Given task
Every record must be repeated exactly; omit any pictures they contain.

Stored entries
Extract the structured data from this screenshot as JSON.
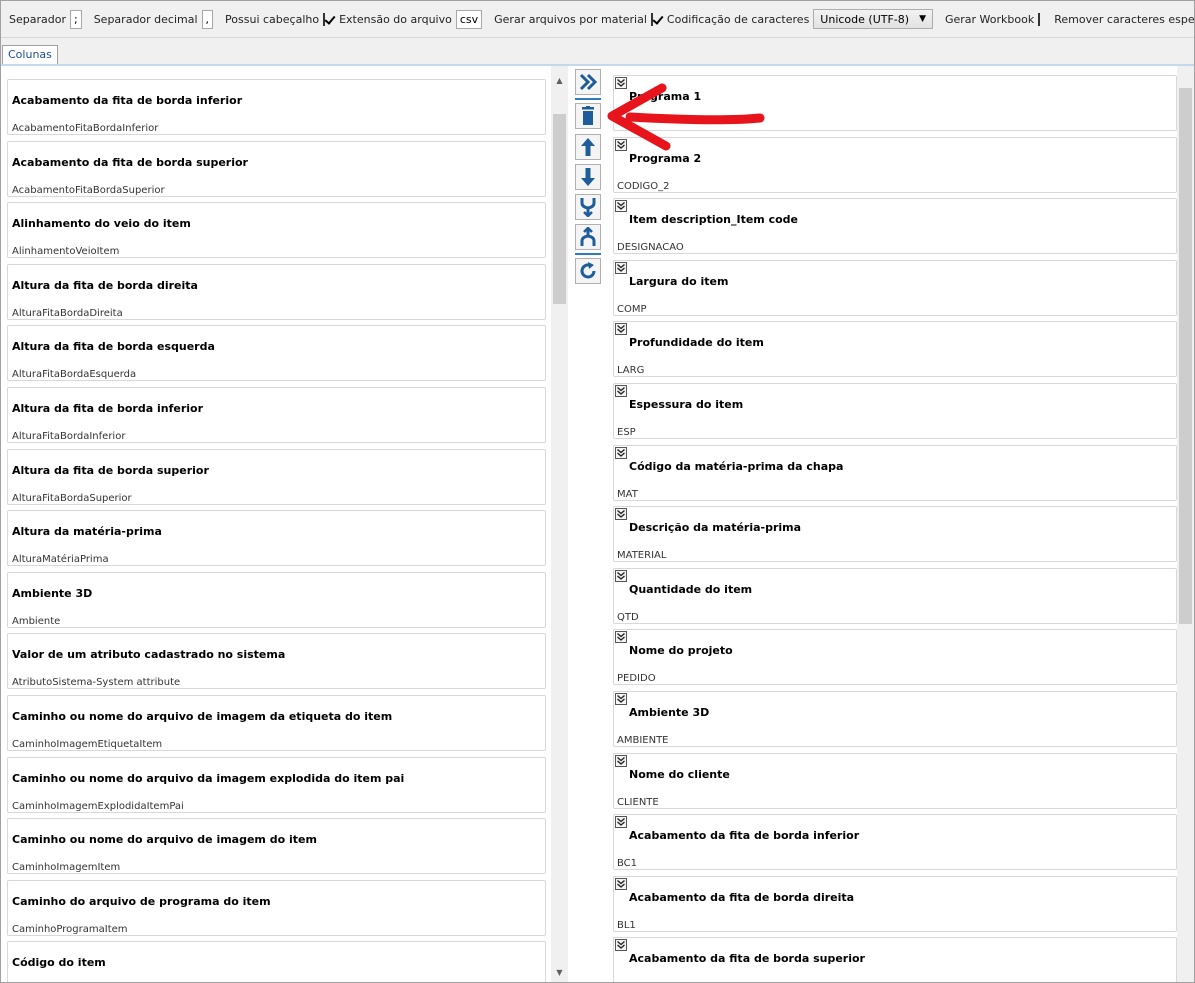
{
  "toolbar": {
    "separator_label": "Separador",
    "separator_value": ";",
    "decimal_label": "Separador decimal",
    "decimal_value": ",",
    "has_header_label": "Possui cabeçalho",
    "has_header_checked": true,
    "extension_label": "Extensão do arquivo",
    "extension_value": "csv",
    "per_material_label": "Gerar arquivos por material",
    "per_material_checked": true,
    "encoding_label": "Codificação de caracteres",
    "encoding_value": "Unicode (UTF-8)",
    "workbook_label": "Gerar Workbook",
    "workbook_checked": false,
    "remove_special_label": "Remover caracteres especiais",
    "remove_special_checked": true
  },
  "tabs": [
    {
      "label": "Colunas"
    }
  ],
  "available_columns": [
    {
      "title": "Acabamento da fita de borda inferior",
      "code": "AcabamentoFitaBordaInferior"
    },
    {
      "title": "Acabamento da fita de borda superior",
      "code": "AcabamentoFitaBordaSuperior"
    },
    {
      "title": "Alinhamento do veio do item",
      "code": "AlinhamentoVeioItem"
    },
    {
      "title": "Altura da fita de borda direita",
      "code": "AlturaFitaBordaDireita"
    },
    {
      "title": "Altura da fita de borda esquerda",
      "code": "AlturaFitaBordaEsquerda"
    },
    {
      "title": "Altura da fita de borda inferior",
      "code": "AlturaFitaBordaInferior"
    },
    {
      "title": "Altura da fita de borda superior",
      "code": "AlturaFitaBordaSuperior"
    },
    {
      "title": "Altura da matéria-prima",
      "code": "AlturaMatériaPrima"
    },
    {
      "title": "Ambiente 3D",
      "code": "Ambiente"
    },
    {
      "title": "Valor de um atributo cadastrado no sistema",
      "code": "AtributoSistema-System attribute"
    },
    {
      "title": "Caminho ou nome do arquivo de imagem da etiqueta do item",
      "code": "CaminhoImagemEtiquetaItem"
    },
    {
      "title": "Caminho ou nome do arquivo da imagem explodida do item pai",
      "code": "CaminhoImagemExplodidaItemPai"
    },
    {
      "title": "Caminho ou nome do arquivo de imagem do item",
      "code": "CaminhoImagemItem"
    },
    {
      "title": "Caminho do arquivo de programa do item",
      "code": "CaminhoProgramaItem"
    },
    {
      "title": "Código do item",
      "code": ""
    }
  ],
  "selected_columns": [
    {
      "title": "Programa 1",
      "code": ""
    },
    {
      "title": "Programa 2",
      "code": "CODIGO_2"
    },
    {
      "title": "Item description_Item code",
      "code": "DESIGNACAO"
    },
    {
      "title": "Largura do item",
      "code": "COMP"
    },
    {
      "title": "Profundidade do item",
      "code": "LARG"
    },
    {
      "title": "Espessura do item",
      "code": "ESP"
    },
    {
      "title": "Código da matéria-prima da chapa",
      "code": "MAT"
    },
    {
      "title": "Descrição da matéria-prima",
      "code": "MATERIAL"
    },
    {
      "title": "Quantidade do item",
      "code": "QTD"
    },
    {
      "title": "Nome do projeto",
      "code": "PEDIDO"
    },
    {
      "title": "Ambiente 3D",
      "code": "AMBIENTE"
    },
    {
      "title": "Nome do cliente",
      "code": "CLIENTE"
    },
    {
      "title": "Acabamento da fita de borda inferior",
      "code": "BC1"
    },
    {
      "title": "Acabamento da fita de borda direita",
      "code": "BL1"
    },
    {
      "title": "Acabamento da fita de borda superior",
      "code": ""
    }
  ],
  "middle_buttons": [
    {
      "name": "add-all",
      "icon": "double-chevron-right-icon"
    },
    {
      "name": "remove",
      "icon": "trash-icon"
    },
    {
      "name": "move-up",
      "icon": "arrow-up-icon"
    },
    {
      "name": "move-down",
      "icon": "arrow-down-icon"
    },
    {
      "name": "merge",
      "icon": "merge-icon"
    },
    {
      "name": "split",
      "icon": "split-icon"
    },
    {
      "name": "refresh",
      "icon": "refresh-icon"
    }
  ],
  "colors": {
    "accent": "#2e6fa8",
    "annotation": "#e8141c"
  }
}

Task output
Extract the structured data from this screenshot as JSON.
{
  "toolbar": {
    "separator_label": "Separador",
    "separator_value": ";",
    "decimal_label": "Separador decimal",
    "decimal_value": ",",
    "has_header_label": "Possui cabeçalho",
    "has_header_checked": true,
    "extension_label": "Extensão do arquivo",
    "extension_value": "csv",
    "per_material_label": "Gerar arquivos por material",
    "per_material_checked": true,
    "encoding_label": "Codificação de caracteres",
    "encoding_value": "Unicode (UTF-8)",
    "workbook_label": "Gerar Workbook",
    "workbook_checked": false,
    "remove_special_label": "Remover caracteres especiais",
    "remove_special_checked": true
  },
  "tabs": [
    {
      "label": "Colunas"
    }
  ],
  "available_columns": [
    {
      "title": "Acabamento da fita de borda inferior",
      "code": "AcabamentoFitaBordaInferior"
    },
    {
      "title": "Acabamento da fita de borda superior",
      "code": "AcabamentoFitaBordaSuperior"
    },
    {
      "title": "Alinhamento do veio do item",
      "code": "AlinhamentoVeioItem"
    },
    {
      "title": "Altura da fita de borda direita",
      "code": "AlturaFitaBordaDireita"
    },
    {
      "title": "Altura da fita de borda esquerda",
      "code": "AlturaFitaBordaEsquerda"
    },
    {
      "title": "Altura da fita de borda inferior",
      "code": "AlturaFitaBordaInferior"
    },
    {
      "title": "Altura da fita de borda superior",
      "code": "AlturaFitaBordaSuperior"
    },
    {
      "title": "Altura da matéria-prima",
      "code": "AlturaMatériaPrima"
    },
    {
      "title": "Ambiente 3D",
      "code": "Ambiente"
    },
    {
      "title": "Valor de um atributo cadastrado no sistema",
      "code": "AtributoSistema-System attribute"
    },
    {
      "title": "Caminho ou nome do arquivo de imagem da etiqueta do item",
      "code": "CaminhoImagemEtiquetaItem"
    },
    {
      "title": "Caminho ou nome do arquivo da imagem explodida do item pai",
      "code": "CaminhoImagemExplodidaItemPai"
    },
    {
      "title": "Caminho ou nome do arquivo de imagem do item",
      "code": "CaminhoImagemItem"
    },
    {
      "title": "Caminho do arquivo de programa do item",
      "code": "CaminhoProgramaItem"
    },
    {
      "title": "Código do item",
      "code": ""
    }
  ],
  "selected_columns": [
    {
      "title": "Programa 1",
      "code": ""
    },
    {
      "title": "Programa 2",
      "code": "CODIGO_2"
    },
    {
      "title": "Item description_Item code",
      "code": "DESIGNACAO"
    },
    {
      "title": "Largura do item",
      "code": "COMP"
    },
    {
      "title": "Profundidade do item",
      "code": "LARG"
    },
    {
      "title": "Espessura do item",
      "code": "ESP"
    },
    {
      "title": "Código da matéria-prima da chapa",
      "code": "MAT"
    },
    {
      "title": "Descrição da matéria-prima",
      "code": "MATERIAL"
    },
    {
      "title": "Quantidade do item",
      "code": "QTD"
    },
    {
      "title": "Nome do projeto",
      "code": "PEDIDO"
    },
    {
      "title": "Ambiente 3D",
      "code": "AMBIENTE"
    },
    {
      "title": "Nome do cliente",
      "code": "CLIENTE"
    },
    {
      "title": "Acabamento da fita de borda inferior",
      "code": "BC1"
    },
    {
      "title": "Acabamento da fita de borda direita",
      "code": "BL1"
    },
    {
      "title": "Acabamento da fita de borda superior",
      "code": ""
    }
  ],
  "middle_buttons": [
    {
      "name": "add-all",
      "icon": "double-chevron-right-icon"
    },
    {
      "name": "remove",
      "icon": "trash-icon"
    },
    {
      "name": "move-up",
      "icon": "arrow-up-icon"
    },
    {
      "name": "move-down",
      "icon": "arrow-down-icon"
    },
    {
      "name": "merge",
      "icon": "merge-icon"
    },
    {
      "name": "split",
      "icon": "split-icon"
    },
    {
      "name": "refresh",
      "icon": "refresh-icon"
    }
  ],
  "colors": {
    "accent": "#2e6fa8",
    "annotation": "#e8141c"
  }
}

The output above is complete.